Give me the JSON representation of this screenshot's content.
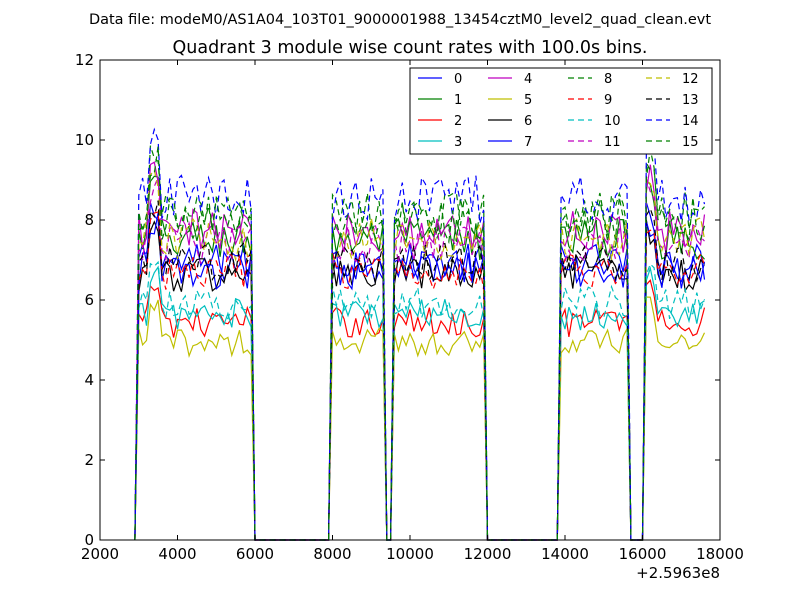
{
  "chart_data": {
    "type": "line",
    "suptitle": "Data file: modeM0/AS1A04_103T01_9000001988_13454cztM0_level2_quad_clean.evt",
    "title": "Quadrant 3 module wise count rates with 100.0s bins.",
    "xlabel": "",
    "ylabel": "",
    "offset_label": "+2.5963e8",
    "xlim": [
      2000,
      18000
    ],
    "ylim": [
      0,
      12
    ],
    "xticks": [
      2000,
      4000,
      6000,
      8000,
      10000,
      12000,
      14000,
      16000,
      18000
    ],
    "yticks": [
      0,
      2,
      4,
      6,
      8,
      10,
      12
    ],
    "grid": false,
    "legend_position": "top-right",
    "legend_columns": 4,
    "series_styles": [
      {
        "name": "0",
        "color": "#0000ff",
        "dash": "solid"
      },
      {
        "name": "1",
        "color": "#008000",
        "dash": "solid"
      },
      {
        "name": "2",
        "color": "#ff0000",
        "dash": "solid"
      },
      {
        "name": "3",
        "color": "#00bfbf",
        "dash": "solid"
      },
      {
        "name": "4",
        "color": "#bf00bf",
        "dash": "solid"
      },
      {
        "name": "5",
        "color": "#bfbf00",
        "dash": "solid"
      },
      {
        "name": "6",
        "color": "#000000",
        "dash": "solid"
      },
      {
        "name": "7",
        "color": "#0000ff",
        "dash": "solid"
      },
      {
        "name": "8",
        "color": "#008000",
        "dash": "dashed"
      },
      {
        "name": "9",
        "color": "#ff0000",
        "dash": "dashed"
      },
      {
        "name": "10",
        "color": "#00bfbf",
        "dash": "dashed"
      },
      {
        "name": "11",
        "color": "#bf00bf",
        "dash": "dashed"
      },
      {
        "name": "12",
        "color": "#bfbf00",
        "dash": "dashed"
      },
      {
        "name": "13",
        "color": "#000000",
        "dash": "dashed"
      },
      {
        "name": "14",
        "color": "#0000ff",
        "dash": "dashed"
      },
      {
        "name": "15",
        "color": "#008000",
        "dash": "dashed"
      }
    ],
    "bin_seconds": 100,
    "active_intervals": [
      [
        2950,
        3200
      ],
      [
        3300,
        5900
      ],
      [
        8000,
        9300
      ],
      [
        9600,
        11900
      ],
      [
        13900,
        15600
      ],
      [
        16100,
        17600
      ]
    ],
    "series_levels": [
      7.0,
      7.6,
      5.5,
      5.7,
      7.8,
      5.0,
      6.7,
      6.8,
      8.2,
      6.8,
      6.0,
      7.5,
      7.6,
      7.0,
      8.6,
      8.1
    ],
    "series_x": [
      2900,
      3000,
      3100,
      3200,
      3300,
      3400,
      3500,
      3600,
      3700,
      3800,
      3900,
      4000,
      4100,
      4200,
      4300,
      4400,
      4500,
      4600,
      4700,
      4800,
      4900,
      5000,
      5100,
      5200,
      5300,
      5400,
      5500,
      5600,
      5700,
      5800,
      5900,
      6000,
      6100,
      6200,
      6300,
      6400,
      6500,
      6600,
      6700,
      6800,
      6900,
      7000,
      7100,
      7200,
      7300,
      7400,
      7500,
      7600,
      7700,
      7800,
      7900,
      8000,
      8100,
      8200,
      8300,
      8400,
      8500,
      8600,
      8700,
      8800,
      8900,
      9000,
      9100,
      9200,
      9300,
      9400,
      9500,
      9600,
      9700,
      9800,
      9900,
      10000,
      10100,
      10200,
      10300,
      10400,
      10500,
      10600,
      10700,
      10800,
      10900,
      11000,
      11100,
      11200,
      11300,
      11400,
      11500,
      11600,
      11700,
      11800,
      11900,
      12000,
      12100,
      12200,
      12300,
      12400,
      12500,
      12600,
      12700,
      12800,
      12900,
      13000,
      13100,
      13200,
      13300,
      13400,
      13500,
      13600,
      13700,
      13800,
      13900,
      14000,
      14100,
      14200,
      14300,
      14400,
      14500,
      14600,
      14700,
      14800,
      14900,
      15000,
      15100,
      15200,
      15300,
      15400,
      15500,
      15600,
      15700,
      15800,
      15900,
      16000,
      16100,
      16200,
      16300,
      16400,
      16500,
      16600,
      16700,
      16800,
      16900,
      17000,
      17100,
      17200,
      17300,
      17400,
      17500,
      17600
    ]
  }
}
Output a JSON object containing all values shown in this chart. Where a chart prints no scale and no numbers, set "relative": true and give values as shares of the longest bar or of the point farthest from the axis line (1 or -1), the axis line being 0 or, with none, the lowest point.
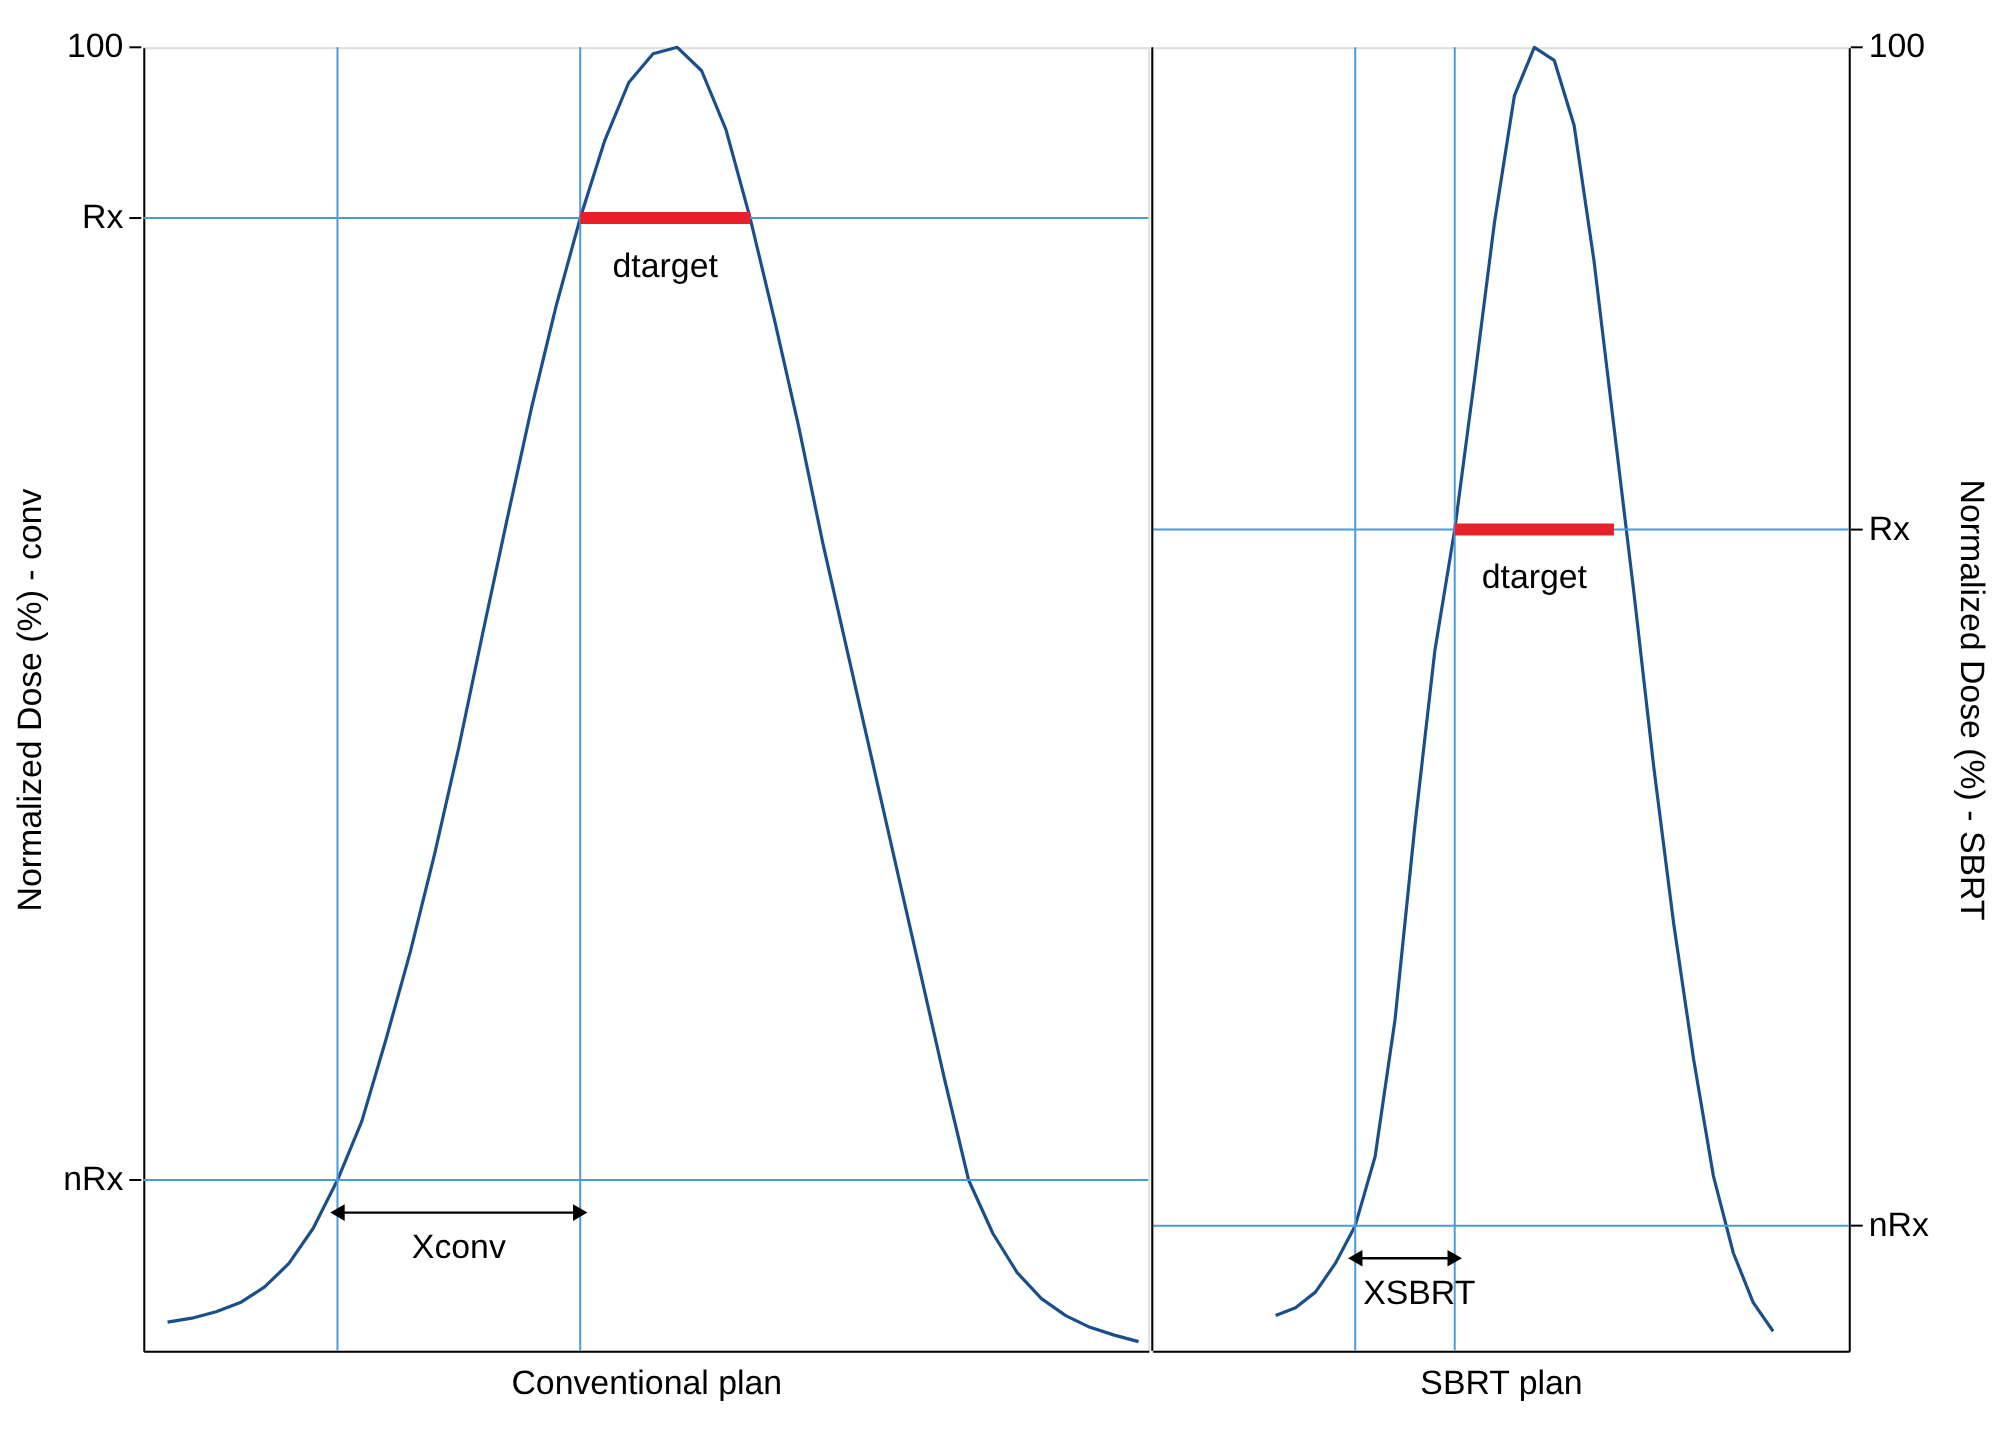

※

DESCRIPTION OF THE TASK →
Extract lines where the string "JSON" occurs.

EXERCISE OUTPUT →
Give me the JSON representation of this screenshot's content.
Output a JSON object containing all values shown in this chart. Where a chart prints no scale and no numbers, set "relative": true and give values as shares of the longest bar or of the point farthest from the axis line (1 or -1), the axis line being 0 or, with none, the lowest point.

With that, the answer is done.